[start Data rows]

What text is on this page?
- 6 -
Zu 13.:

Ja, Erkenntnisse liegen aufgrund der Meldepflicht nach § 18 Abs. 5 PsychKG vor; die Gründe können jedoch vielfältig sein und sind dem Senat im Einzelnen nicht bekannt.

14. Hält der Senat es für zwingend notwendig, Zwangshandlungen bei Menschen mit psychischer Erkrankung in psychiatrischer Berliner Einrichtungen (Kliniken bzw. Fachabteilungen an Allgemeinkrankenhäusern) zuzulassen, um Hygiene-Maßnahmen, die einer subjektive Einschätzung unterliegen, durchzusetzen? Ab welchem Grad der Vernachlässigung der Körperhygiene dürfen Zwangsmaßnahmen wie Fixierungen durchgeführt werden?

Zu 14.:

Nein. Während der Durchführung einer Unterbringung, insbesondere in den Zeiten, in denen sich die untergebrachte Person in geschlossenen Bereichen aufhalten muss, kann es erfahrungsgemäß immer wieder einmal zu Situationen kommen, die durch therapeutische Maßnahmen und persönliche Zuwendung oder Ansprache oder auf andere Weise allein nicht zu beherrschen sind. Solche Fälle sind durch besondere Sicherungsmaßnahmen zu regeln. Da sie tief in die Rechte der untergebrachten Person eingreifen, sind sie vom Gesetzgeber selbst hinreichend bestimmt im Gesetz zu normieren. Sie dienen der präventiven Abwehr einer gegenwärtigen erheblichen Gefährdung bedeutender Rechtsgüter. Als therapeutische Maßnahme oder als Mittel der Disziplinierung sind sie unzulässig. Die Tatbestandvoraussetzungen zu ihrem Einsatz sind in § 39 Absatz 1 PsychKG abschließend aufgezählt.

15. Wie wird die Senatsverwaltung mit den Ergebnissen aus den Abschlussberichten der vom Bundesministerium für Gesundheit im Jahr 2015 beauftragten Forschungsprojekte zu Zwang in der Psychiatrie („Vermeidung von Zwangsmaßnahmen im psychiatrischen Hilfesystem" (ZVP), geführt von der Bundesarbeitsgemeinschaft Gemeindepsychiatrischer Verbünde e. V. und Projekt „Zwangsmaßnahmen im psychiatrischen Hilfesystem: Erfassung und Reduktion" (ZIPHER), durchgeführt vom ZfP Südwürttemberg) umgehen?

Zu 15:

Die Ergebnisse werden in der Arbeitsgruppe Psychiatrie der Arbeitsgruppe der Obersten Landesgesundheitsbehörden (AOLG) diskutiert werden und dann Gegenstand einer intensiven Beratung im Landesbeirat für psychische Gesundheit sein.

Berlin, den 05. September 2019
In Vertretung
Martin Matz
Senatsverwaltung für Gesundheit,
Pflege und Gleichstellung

[end Data rows]
[start Data rows]

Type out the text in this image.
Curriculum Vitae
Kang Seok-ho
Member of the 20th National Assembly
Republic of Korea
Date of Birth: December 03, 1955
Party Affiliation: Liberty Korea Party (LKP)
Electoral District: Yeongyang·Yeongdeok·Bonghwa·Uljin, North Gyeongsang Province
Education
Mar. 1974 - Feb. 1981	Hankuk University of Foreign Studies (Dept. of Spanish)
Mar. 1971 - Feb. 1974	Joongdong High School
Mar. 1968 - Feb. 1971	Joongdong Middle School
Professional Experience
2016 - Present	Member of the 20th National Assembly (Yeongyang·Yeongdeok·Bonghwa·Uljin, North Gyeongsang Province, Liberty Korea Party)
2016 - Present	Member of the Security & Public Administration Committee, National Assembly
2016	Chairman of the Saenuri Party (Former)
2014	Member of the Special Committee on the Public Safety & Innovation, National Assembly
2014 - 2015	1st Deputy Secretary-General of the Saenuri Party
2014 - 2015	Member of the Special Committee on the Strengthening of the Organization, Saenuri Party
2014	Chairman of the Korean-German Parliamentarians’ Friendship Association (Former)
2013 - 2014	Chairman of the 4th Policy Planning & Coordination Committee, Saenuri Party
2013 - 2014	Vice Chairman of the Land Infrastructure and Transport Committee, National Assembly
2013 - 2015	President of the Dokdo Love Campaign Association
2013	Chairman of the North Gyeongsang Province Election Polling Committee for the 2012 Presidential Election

[end Data rows]

**Written exercise**
Only a number is needed: how many lines of the material above contain "sein"?

**Result of the exercise**
2